> [Supplied records]
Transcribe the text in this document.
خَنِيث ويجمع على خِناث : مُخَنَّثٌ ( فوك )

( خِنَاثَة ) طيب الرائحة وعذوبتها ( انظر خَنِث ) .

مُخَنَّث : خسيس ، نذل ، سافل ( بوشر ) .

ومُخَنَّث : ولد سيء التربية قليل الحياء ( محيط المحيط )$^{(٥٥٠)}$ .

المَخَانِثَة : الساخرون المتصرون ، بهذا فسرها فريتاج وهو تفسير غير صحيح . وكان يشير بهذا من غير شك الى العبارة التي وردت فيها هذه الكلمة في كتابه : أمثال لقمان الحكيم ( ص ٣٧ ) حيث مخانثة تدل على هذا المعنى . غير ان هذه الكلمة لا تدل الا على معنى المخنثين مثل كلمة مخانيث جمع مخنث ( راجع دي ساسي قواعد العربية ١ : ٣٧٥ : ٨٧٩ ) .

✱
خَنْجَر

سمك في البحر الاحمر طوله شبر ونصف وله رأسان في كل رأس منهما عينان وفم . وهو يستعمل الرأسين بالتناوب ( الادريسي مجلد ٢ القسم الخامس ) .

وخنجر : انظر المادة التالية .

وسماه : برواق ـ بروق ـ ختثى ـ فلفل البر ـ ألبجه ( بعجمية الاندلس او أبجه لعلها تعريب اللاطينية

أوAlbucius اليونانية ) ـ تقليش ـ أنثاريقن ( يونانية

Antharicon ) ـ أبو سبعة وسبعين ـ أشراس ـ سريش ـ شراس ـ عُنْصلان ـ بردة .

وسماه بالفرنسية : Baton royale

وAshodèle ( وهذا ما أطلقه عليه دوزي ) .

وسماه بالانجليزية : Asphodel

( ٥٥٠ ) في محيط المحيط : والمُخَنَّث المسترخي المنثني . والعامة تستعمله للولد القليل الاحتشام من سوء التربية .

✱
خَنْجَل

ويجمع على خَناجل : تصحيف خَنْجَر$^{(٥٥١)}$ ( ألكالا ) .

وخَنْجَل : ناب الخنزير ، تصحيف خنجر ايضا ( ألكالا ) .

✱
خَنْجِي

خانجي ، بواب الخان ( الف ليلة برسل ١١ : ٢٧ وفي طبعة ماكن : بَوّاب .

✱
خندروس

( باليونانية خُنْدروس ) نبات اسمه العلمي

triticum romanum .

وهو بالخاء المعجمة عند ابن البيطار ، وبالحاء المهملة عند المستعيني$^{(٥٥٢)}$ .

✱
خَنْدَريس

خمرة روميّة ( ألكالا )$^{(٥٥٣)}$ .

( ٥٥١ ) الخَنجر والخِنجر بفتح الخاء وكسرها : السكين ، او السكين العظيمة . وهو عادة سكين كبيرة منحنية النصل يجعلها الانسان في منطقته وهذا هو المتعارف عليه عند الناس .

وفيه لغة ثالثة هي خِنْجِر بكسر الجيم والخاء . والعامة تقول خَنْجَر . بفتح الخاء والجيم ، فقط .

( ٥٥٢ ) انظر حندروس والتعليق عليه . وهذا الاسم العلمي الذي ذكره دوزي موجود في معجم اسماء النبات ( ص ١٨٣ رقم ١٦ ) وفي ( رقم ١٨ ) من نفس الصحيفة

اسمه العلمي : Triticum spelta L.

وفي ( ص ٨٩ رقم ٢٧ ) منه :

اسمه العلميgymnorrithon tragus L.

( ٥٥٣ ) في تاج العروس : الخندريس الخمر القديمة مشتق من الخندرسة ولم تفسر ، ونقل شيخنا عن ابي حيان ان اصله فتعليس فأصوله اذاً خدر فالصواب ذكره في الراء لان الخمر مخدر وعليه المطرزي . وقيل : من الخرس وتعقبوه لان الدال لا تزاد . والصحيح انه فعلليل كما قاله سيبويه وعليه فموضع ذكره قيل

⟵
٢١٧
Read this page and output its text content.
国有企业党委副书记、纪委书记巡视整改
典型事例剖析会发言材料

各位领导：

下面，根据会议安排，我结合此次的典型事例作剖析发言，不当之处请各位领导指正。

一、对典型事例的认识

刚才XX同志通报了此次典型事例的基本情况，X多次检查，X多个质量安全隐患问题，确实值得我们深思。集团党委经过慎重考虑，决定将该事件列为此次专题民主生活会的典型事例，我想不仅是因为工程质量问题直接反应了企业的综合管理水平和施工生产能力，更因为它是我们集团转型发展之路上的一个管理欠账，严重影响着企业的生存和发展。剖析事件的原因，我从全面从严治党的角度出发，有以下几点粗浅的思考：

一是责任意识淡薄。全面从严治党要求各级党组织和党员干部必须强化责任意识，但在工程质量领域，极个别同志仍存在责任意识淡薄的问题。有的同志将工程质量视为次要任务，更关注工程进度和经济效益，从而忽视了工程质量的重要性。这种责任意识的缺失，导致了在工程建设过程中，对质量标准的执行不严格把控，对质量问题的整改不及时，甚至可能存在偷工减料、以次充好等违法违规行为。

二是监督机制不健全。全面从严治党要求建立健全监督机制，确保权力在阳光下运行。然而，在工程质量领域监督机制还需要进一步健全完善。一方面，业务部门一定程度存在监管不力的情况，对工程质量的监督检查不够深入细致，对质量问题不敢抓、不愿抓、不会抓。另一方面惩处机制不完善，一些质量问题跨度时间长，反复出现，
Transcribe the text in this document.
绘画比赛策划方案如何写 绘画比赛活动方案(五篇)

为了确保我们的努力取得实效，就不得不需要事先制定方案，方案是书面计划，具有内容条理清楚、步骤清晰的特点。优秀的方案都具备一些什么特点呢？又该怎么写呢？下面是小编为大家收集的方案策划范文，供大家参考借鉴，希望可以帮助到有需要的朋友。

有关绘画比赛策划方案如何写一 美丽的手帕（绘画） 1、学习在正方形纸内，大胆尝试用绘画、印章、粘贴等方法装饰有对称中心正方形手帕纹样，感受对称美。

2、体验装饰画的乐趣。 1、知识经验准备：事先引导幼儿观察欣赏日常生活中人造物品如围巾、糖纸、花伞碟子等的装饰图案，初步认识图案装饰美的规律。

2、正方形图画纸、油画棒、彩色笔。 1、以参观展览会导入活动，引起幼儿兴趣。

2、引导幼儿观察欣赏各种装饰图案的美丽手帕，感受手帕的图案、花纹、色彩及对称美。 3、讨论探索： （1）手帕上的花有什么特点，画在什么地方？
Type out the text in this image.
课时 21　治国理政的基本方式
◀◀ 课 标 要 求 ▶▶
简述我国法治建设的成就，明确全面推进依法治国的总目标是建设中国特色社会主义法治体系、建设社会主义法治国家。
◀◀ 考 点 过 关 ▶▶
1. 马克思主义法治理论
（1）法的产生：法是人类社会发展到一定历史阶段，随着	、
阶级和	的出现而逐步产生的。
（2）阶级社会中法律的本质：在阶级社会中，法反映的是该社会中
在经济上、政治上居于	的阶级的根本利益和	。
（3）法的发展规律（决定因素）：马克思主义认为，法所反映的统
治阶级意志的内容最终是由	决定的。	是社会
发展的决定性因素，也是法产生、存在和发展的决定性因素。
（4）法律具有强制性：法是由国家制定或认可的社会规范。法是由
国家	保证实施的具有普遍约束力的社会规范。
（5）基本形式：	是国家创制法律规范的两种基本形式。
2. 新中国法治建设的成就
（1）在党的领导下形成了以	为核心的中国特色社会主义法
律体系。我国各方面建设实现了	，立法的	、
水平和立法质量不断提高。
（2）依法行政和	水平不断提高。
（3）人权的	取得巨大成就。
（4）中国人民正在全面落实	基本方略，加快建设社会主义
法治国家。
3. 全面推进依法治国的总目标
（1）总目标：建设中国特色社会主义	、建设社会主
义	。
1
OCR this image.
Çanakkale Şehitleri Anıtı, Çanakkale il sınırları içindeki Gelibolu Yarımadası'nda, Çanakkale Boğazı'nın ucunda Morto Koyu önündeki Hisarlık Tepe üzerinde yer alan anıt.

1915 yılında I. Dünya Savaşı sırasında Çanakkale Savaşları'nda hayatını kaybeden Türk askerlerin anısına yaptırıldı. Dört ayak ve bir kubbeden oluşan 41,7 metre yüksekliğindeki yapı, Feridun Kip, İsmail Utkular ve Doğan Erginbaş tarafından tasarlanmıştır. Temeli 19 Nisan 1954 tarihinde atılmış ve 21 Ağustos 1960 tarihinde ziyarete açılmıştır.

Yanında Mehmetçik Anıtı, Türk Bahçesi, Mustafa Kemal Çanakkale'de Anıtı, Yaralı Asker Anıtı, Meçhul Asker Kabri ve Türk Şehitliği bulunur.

> [Aim] Each line in the listing above that contains "text" should be copied.

> [Answer to the task]
Transcribe the text in this document.
Read this page and output its text content.
Transcribe the text in this document.
Type out the text in this image.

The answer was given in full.